===== Dataset excerpts =====

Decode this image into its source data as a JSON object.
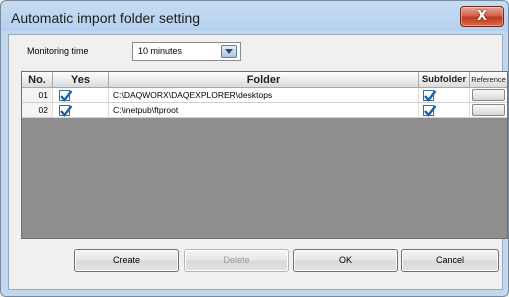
{
  "window": {
    "title": "Automatic import folder setting",
    "close_glyph": "X"
  },
  "monitoring": {
    "label": "Monitoring time",
    "value": "10 minutes"
  },
  "table": {
    "headers": {
      "no": "No.",
      "yes": "Yes",
      "folder": "Folder",
      "subfolder": "Subfolder",
      "reference": "Reference"
    },
    "rows": [
      {
        "no": "01",
        "yes": true,
        "folder": "C:\\DAQWORX\\DAQEXPLORER\\desktops",
        "subfolder": true
      },
      {
        "no": "02",
        "yes": true,
        "folder": "C:\\inetpub\\ftproot",
        "subfolder": true
      }
    ]
  },
  "buttons": {
    "create": "Create",
    "delete": "Delete",
    "ok": "OK",
    "cancel": "Cancel"
  },
  "colors": {
    "check": "#1f5fa8",
    "titlebar": "#b5d0ee",
    "close": "#c0391f",
    "grid_bg": "#8e8e8e"
  },
  "icons": {
    "close": "close-icon",
    "dropdown": "chevron-down-icon",
    "check": "checkmark-icon"
  }
}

=====

(Task objective):
Leave the pictures out and print the records above exactly as they stand.

(Written response):
Decode this image into its source data as a JSON object.
{
  "window": {
    "title": "Automatic import folder setting",
    "close_glyph": "X"
  },
  "monitoring": {
    "label": "Monitoring time",
    "value": "10 minutes"
  },
  "table": {
    "headers": {
      "no": "No.",
      "yes": "Yes",
      "folder": "Folder",
      "subfolder": "Subfolder",
      "reference": "Reference"
    },
    "rows": [
      {
        "no": "01",
        "yes": true,
        "folder": "C:\\DAQWORX\\DAQEXPLORER\\desktops",
        "subfolder": true
      },
      {
        "no": "02",
        "yes": true,
        "folder": "C:\\inetpub\\ftproot",
        "subfolder": true
      }
    ]
  },
  "buttons": {
    "create": "Create",
    "delete": "Delete",
    "ok": "OK",
    "cancel": "Cancel"
  },
  "colors": {
    "check": "#1f5fa8",
    "titlebar": "#b5d0ee",
    "close": "#c0391f",
    "grid_bg": "#8e8e8e"
  },
  "icons": {
    "close": "close-icon",
    "dropdown": "chevron-down-icon",
    "check": "checkmark-icon"
  }
}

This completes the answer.